→ **Dataset items**:
╔══

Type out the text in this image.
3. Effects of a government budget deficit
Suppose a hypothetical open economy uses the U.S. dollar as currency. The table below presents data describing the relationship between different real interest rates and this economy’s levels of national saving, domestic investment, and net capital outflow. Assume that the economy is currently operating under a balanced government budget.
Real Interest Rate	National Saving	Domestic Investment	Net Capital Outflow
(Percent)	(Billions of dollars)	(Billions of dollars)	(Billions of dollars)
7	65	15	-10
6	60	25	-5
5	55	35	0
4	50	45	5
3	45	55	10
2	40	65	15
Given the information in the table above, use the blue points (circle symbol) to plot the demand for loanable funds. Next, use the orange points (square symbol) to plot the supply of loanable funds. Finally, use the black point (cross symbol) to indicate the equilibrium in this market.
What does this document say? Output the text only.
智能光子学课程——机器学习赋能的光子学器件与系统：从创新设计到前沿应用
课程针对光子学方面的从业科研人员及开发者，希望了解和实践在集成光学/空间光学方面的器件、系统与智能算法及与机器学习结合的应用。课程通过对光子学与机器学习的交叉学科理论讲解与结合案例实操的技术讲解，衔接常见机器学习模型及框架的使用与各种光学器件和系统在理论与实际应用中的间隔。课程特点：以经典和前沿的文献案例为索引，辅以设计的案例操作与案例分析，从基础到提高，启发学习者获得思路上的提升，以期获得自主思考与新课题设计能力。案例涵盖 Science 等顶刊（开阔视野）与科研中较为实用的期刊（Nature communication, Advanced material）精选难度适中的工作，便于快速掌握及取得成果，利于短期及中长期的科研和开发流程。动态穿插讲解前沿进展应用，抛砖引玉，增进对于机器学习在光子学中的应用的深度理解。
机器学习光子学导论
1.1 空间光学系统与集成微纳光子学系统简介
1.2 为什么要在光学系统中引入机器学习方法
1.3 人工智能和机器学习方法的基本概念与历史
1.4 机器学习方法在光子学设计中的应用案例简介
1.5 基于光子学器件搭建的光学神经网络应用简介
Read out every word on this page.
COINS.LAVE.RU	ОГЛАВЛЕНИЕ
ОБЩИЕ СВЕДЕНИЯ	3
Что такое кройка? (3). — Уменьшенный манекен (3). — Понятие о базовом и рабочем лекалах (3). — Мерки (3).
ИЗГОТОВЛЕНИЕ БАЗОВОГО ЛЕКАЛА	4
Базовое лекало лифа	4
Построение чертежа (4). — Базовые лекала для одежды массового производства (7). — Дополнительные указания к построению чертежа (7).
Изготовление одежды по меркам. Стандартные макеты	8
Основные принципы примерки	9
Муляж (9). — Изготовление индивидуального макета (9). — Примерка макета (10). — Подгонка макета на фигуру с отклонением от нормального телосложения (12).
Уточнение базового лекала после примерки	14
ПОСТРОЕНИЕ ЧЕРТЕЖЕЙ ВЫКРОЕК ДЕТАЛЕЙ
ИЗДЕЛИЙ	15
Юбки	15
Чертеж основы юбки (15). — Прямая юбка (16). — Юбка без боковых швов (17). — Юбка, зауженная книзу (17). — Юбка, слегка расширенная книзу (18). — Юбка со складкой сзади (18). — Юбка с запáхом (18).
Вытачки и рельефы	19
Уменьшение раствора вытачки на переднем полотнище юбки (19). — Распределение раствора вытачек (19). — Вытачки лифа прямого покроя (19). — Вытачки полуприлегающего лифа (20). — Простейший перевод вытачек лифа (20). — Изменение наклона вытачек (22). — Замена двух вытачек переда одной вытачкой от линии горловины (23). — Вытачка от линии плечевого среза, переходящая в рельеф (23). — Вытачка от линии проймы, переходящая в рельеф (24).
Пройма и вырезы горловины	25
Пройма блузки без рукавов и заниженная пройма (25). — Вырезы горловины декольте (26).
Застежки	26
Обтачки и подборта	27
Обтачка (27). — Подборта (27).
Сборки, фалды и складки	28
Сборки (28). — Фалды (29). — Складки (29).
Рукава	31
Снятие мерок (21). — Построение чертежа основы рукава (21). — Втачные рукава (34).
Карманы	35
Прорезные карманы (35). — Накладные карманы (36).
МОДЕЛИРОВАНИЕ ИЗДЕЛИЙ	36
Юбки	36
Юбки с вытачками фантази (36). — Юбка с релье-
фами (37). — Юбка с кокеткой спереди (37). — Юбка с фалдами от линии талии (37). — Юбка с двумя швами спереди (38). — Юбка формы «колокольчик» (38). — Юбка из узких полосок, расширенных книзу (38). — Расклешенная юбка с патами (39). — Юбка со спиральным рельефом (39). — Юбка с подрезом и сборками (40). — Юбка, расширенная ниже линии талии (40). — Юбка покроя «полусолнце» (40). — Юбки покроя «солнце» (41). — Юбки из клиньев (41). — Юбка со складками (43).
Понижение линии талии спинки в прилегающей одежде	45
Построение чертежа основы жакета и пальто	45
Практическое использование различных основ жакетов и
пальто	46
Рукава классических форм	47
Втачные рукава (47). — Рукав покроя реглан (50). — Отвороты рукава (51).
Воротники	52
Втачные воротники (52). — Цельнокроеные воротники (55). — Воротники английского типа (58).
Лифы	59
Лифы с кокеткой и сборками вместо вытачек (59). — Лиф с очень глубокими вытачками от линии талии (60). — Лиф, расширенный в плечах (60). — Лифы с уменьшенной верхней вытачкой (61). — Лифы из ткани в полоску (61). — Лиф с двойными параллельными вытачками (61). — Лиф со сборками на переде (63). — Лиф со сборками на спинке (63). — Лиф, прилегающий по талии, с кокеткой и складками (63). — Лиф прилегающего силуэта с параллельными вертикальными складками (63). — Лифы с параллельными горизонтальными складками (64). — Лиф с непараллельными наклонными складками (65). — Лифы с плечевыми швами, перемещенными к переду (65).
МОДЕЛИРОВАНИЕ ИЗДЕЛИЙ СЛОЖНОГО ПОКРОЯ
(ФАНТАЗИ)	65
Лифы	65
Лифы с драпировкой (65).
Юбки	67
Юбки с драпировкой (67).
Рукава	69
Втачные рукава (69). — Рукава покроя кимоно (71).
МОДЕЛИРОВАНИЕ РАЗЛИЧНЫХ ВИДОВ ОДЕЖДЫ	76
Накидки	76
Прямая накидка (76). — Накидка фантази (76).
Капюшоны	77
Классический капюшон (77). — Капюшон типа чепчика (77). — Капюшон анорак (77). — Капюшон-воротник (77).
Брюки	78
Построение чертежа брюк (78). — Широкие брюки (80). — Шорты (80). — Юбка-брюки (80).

╚══

→ **PROBLEM**:
Scan the lines for the string "типа". Copy out each line that matches.

→ **OUTPUT OF THE EXERCISE**:
Втачные воротники (52). — Цельнокроеные воротники (55). — Воротники английского типа (58).
Классический капюшон (77). — Капюшон типа чепчика (77). — Капюшон анорак (77). — Капюшон-воротник (77).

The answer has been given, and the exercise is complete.